# Given task:
Could you transcribe every record below exactly as written, leaving out any pictures?

# Records supplied:
++++++
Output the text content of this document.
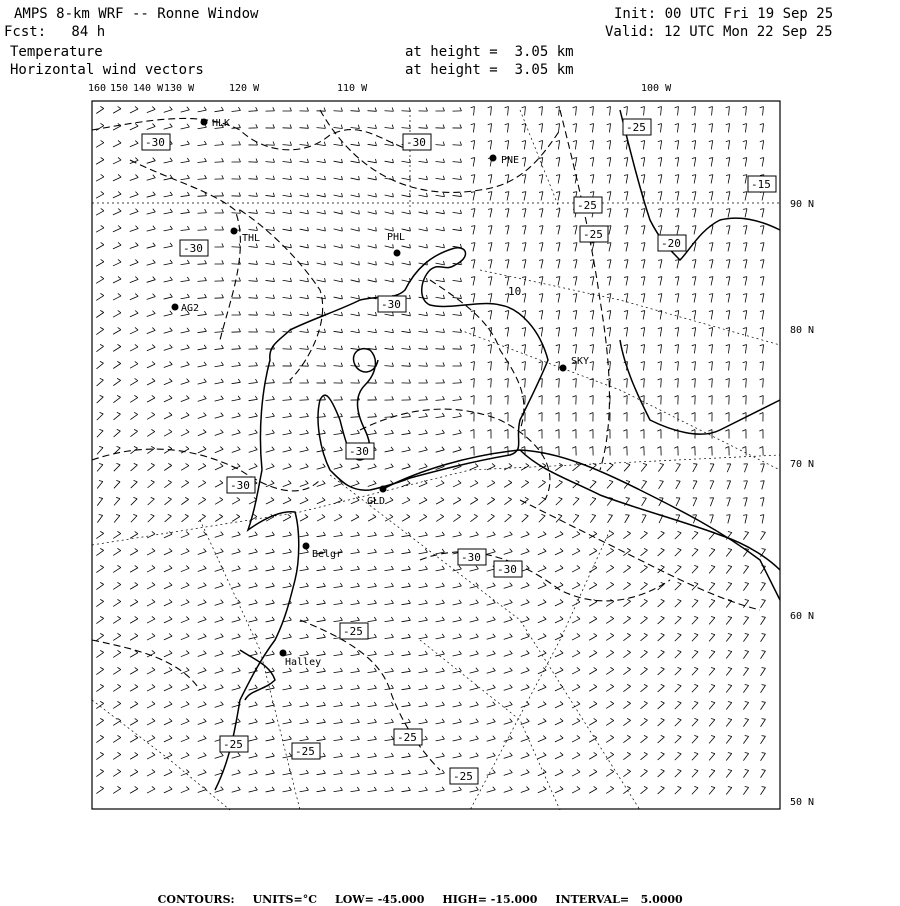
AMPS 8-km WRF -- Ronne Window
Fcst:   84 h
Init: 00 UTC Fri 19 Sep 25
Valid: 12 UTC Mon 22 Sep 25
Temperature	at height =  3.05 km
Horizontal wind vectors	at height =  3.05 km
HLK
PNE
THL	PHL
AG2
SKY
GLD
Belgr
Halley
-30	-30
-25
-25
-15
-30	-20
-30
-30
-30
-30
-30
-25
-25
-25
-25
-25
-25
10
160 150 140 W 130 W	120 W	110 W	100 W
90 N
80 N
70 N
60 N
50 N

CONTOURS: UNITS=°C LOW= -45.000 HIGH= -15.000 INTERVAL=   5.0000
++++++
# Complete output:
Output the text content of this document.
AMPS 8-km WRF -- Ronne Window
Fcst:   84 h
Init: 00 UTC Fri 19 Sep 25
Valid: 12 UTC Mon 22 Sep 25
Temperature	at height =  3.05 km
Horizontal wind vectors	at height =  3.05 km
HLK
PNE
THL	PHL
AG2
SKY
GLD
Belgr
Halley
-30	-30
-25
-25
-15
-30	-20
-30
-30
-30
-30
-30
-25
-25
-25
-25
-25
-25
10
160 150 140 W 130 W	120 W	110 W	100 W
90 N
80 N
70 N
60 N
50 N

CONTOURS: UNITS=°C LOW= -45.000 HIGH= -15.000 INTERVAL=   5.0000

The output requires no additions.